*** Supplied information
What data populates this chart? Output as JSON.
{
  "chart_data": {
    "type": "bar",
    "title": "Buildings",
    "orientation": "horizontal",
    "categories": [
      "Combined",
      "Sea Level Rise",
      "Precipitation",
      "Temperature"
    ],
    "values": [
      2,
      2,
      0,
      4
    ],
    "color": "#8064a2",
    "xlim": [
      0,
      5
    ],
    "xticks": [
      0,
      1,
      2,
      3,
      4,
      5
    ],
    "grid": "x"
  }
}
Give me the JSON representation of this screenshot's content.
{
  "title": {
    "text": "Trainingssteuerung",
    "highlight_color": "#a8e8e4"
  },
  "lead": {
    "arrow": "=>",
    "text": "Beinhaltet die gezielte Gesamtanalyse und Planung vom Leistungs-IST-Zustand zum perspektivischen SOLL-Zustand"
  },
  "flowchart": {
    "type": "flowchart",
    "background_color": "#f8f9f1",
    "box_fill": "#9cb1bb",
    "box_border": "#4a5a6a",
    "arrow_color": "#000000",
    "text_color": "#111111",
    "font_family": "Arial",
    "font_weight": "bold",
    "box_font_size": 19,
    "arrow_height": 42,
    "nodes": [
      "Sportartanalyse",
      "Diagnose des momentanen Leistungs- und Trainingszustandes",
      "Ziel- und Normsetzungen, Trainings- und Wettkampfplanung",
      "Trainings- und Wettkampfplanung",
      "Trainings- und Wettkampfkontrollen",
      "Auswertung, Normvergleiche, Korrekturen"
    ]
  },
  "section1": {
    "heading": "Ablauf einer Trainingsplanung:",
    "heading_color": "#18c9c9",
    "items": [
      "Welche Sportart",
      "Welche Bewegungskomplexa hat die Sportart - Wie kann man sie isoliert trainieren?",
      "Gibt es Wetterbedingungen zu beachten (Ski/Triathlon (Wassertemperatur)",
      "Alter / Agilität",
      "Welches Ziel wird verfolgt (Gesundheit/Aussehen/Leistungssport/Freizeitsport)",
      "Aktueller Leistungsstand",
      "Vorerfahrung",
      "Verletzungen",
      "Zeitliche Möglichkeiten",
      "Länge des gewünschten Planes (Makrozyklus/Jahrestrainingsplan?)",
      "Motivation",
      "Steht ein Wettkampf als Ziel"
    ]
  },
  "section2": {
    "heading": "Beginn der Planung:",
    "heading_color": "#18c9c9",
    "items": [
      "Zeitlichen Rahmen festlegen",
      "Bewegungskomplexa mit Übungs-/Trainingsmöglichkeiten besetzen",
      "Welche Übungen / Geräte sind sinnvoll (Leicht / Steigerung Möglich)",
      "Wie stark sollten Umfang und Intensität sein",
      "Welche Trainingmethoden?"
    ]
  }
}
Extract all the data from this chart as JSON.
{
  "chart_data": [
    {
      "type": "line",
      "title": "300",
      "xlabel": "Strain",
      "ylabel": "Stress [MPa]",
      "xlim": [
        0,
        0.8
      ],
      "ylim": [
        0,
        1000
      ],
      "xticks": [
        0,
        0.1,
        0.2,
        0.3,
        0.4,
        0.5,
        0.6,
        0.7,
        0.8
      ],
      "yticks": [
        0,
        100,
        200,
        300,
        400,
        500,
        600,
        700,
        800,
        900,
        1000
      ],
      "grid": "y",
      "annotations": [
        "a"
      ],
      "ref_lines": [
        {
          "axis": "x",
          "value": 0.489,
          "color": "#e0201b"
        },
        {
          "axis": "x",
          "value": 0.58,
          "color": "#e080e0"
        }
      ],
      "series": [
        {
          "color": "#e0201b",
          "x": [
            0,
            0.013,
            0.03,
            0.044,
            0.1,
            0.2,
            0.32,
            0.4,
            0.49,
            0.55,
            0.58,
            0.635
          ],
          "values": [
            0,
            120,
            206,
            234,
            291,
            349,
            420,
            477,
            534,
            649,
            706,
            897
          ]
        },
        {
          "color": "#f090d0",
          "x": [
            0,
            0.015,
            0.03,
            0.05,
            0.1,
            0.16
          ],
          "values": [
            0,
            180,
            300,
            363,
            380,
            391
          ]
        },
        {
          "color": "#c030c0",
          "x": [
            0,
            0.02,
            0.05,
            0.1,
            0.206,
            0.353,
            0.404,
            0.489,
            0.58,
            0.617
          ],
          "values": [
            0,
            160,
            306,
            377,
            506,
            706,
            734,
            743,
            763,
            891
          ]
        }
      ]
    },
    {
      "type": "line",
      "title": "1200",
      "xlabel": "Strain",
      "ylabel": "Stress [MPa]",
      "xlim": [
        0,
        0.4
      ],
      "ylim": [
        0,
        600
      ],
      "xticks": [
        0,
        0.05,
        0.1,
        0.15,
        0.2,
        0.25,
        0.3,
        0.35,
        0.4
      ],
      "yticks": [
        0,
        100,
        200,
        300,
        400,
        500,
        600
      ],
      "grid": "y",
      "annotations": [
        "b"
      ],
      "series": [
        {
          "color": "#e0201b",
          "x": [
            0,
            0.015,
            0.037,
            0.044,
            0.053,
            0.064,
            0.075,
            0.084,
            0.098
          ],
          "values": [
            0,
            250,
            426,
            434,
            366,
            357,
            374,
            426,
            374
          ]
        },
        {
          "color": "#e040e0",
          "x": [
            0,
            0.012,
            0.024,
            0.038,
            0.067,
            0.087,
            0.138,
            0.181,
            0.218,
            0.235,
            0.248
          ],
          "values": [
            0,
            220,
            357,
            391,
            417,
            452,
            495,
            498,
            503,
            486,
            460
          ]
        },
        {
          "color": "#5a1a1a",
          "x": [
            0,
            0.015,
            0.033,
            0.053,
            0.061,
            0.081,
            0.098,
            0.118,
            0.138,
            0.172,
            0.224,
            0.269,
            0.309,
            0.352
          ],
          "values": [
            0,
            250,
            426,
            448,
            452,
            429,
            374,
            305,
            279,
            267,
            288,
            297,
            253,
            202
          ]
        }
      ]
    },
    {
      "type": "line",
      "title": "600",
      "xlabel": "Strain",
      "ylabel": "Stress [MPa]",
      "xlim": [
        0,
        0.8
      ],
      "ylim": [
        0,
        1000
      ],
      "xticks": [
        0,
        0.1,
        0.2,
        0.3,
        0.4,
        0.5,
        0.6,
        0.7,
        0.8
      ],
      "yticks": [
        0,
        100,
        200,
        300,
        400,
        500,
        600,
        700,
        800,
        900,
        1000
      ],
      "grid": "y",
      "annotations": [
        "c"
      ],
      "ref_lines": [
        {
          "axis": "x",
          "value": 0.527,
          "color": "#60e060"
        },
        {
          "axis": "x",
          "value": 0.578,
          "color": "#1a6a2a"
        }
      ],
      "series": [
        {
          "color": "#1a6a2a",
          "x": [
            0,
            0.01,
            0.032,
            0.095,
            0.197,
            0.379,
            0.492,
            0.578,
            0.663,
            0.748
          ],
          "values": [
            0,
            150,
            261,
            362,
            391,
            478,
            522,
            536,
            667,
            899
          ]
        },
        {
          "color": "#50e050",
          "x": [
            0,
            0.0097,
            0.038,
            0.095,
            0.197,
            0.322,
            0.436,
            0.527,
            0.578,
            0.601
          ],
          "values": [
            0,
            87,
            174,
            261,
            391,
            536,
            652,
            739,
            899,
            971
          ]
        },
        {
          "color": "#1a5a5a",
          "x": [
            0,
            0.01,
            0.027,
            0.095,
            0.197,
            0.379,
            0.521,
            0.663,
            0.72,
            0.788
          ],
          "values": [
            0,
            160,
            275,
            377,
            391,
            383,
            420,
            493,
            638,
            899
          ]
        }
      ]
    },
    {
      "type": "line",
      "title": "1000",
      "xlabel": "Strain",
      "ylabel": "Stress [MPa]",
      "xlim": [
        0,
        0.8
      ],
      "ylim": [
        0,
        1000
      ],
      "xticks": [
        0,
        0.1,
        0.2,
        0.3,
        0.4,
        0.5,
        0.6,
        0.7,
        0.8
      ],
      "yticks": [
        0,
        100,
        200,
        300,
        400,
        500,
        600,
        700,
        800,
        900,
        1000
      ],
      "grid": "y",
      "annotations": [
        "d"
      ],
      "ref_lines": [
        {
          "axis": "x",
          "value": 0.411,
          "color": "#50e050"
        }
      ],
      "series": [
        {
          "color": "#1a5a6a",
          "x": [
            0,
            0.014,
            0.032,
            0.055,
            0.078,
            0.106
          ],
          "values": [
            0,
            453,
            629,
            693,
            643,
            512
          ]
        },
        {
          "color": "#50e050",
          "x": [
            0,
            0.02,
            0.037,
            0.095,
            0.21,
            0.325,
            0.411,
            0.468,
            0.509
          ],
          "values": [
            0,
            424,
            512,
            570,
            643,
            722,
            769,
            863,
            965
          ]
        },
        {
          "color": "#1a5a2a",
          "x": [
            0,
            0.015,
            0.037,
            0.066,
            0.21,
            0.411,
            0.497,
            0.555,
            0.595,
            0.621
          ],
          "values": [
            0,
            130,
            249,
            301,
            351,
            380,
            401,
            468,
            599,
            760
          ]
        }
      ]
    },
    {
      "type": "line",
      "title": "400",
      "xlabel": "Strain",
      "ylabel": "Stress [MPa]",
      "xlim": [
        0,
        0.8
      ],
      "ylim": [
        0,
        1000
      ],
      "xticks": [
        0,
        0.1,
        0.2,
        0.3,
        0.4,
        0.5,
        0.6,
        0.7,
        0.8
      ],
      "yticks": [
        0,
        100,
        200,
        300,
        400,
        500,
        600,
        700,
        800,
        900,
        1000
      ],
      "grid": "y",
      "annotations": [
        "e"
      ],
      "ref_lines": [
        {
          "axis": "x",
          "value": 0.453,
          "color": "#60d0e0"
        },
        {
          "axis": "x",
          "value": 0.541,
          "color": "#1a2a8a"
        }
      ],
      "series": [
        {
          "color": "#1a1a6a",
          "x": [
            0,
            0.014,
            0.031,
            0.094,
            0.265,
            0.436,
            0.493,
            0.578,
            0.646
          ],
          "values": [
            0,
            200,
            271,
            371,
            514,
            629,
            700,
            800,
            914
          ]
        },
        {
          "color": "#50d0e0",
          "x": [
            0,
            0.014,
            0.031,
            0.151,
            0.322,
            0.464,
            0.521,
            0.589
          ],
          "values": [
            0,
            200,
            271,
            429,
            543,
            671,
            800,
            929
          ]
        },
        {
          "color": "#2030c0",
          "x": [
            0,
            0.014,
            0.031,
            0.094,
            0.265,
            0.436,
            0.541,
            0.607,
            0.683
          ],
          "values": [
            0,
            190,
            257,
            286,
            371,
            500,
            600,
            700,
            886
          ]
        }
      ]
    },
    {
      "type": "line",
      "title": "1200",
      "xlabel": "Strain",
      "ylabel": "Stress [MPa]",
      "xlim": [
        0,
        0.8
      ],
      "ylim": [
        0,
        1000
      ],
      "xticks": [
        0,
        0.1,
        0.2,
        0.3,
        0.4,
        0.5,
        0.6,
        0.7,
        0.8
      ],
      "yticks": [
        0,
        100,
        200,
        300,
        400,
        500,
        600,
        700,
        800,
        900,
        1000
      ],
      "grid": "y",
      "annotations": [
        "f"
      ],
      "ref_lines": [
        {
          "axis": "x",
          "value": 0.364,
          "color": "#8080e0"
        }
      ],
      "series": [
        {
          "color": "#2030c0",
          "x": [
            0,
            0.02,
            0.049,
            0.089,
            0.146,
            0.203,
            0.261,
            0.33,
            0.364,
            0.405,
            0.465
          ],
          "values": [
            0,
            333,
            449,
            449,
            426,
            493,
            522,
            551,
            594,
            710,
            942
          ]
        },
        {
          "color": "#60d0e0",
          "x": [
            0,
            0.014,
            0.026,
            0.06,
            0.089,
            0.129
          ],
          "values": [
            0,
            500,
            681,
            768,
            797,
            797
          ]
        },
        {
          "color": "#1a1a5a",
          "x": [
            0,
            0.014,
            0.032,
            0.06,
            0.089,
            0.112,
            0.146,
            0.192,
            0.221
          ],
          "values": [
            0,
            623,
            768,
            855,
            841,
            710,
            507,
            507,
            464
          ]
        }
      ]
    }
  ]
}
******
#### Task goal:
Wherever "Bewegungskomplexa" shows up in a line, copy that line.

#### Response to this task:
      "Welche Bewegungskomplexa hat die Sportart - Wie kann man sie isoliert trainieren?",
      "Bewegungskomplexa mit Übungs-/Trainingsmöglichkeiten besetzen",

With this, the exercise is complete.